• _Stated exercise_: Extract the listing below in full, unchanged.

• _Available records_:
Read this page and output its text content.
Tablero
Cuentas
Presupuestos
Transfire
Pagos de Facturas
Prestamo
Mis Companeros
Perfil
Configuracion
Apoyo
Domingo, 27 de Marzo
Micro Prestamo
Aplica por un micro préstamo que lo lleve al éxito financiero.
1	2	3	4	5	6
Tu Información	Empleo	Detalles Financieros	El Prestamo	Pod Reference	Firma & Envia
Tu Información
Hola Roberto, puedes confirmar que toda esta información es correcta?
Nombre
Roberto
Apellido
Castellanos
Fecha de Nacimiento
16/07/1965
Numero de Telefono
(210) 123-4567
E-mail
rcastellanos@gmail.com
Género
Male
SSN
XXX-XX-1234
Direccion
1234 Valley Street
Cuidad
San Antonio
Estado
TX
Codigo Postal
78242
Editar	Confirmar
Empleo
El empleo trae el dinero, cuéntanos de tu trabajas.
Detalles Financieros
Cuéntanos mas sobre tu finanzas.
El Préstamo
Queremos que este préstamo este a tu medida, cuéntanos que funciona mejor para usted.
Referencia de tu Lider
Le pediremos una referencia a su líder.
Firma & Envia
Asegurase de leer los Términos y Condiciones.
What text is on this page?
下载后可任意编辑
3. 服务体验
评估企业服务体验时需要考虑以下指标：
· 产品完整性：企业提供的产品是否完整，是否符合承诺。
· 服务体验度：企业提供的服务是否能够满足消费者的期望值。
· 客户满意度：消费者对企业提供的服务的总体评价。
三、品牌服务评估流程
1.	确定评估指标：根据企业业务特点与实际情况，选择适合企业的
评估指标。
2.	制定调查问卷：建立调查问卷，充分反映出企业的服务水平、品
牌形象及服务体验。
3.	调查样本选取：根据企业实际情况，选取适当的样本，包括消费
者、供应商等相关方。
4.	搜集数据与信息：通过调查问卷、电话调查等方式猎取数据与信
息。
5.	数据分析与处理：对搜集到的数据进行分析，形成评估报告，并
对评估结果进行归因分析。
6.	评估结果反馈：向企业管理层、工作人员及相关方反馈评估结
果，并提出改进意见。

• _Response to the exercise_:
Read this page and output its text content.
Tablero
Cuentas
Presupuestos
Transfire
Pagos de Facturas
Prestamo
Mis Companeros
Perfil
Configuracion
Apoyo
Domingo, 27 de Marzo
Micro Prestamo
Aplica por un micro préstamo que lo lleve al éxito financiero.
1	2	3	4	5	6
Tu Información	Empleo	Detalles Financieros	El Prestamo	Pod Reference	Firma & Envia
Tu Información
Hola Roberto, puedes confirmar que toda esta información es correcta?
Nombre
Roberto
Apellido
Castellanos
Fecha de Nacimiento
16/07/1965
Numero de Telefono
(210) 123-4567
E-mail
rcastellanos@gmail.com
Género
Male
SSN
XXX-XX-1234
Direccion
1234 Valley Street
Cuidad
San Antonio
Estado
TX
Codigo Postal
78242
Editar	Confirmar
Empleo
El empleo trae el dinero, cuéntanos de tu trabajas.
Detalles Financieros
Cuéntanos mas sobre tu finanzas.
El Préstamo
Queremos que este préstamo este a tu medida, cuéntanos que funciona mejor para usted.
Referencia de tu Lider
Le pediremos una referencia a su líder.
Firma & Envia
Asegurase de leer los Términos y Condiciones.
What text is on this page?
下载后可任意编辑
3. 服务体验
评估企业服务体验时需要考虑以下指标：
· 产品完整性：企业提供的产品是否完整，是否符合承诺。
· 服务体验度：企业提供的服务是否能够满足消费者的期望值。
· 客户满意度：消费者对企业提供的服务的总体评价。
三、品牌服务评估流程
1.	确定评估指标：根据企业业务特点与实际情况，选择适合企业的
评估指标。
2.	制定调查问卷：建立调查问卷，充分反映出企业的服务水平、品
牌形象及服务体验。
3.	调查样本选取：根据企业实际情况，选取适当的样本，包括消费
者、供应商等相关方。
4.	搜集数据与信息：通过调查问卷、电话调查等方式猎取数据与信
息。
5.	数据分析与处理：对搜集到的数据进行分析，形成评估报告，并
对评估结果进行归因分析。
6.	评估结果反馈：向企业管理层、工作人员及相关方反馈评估结
果，并提出改进意见。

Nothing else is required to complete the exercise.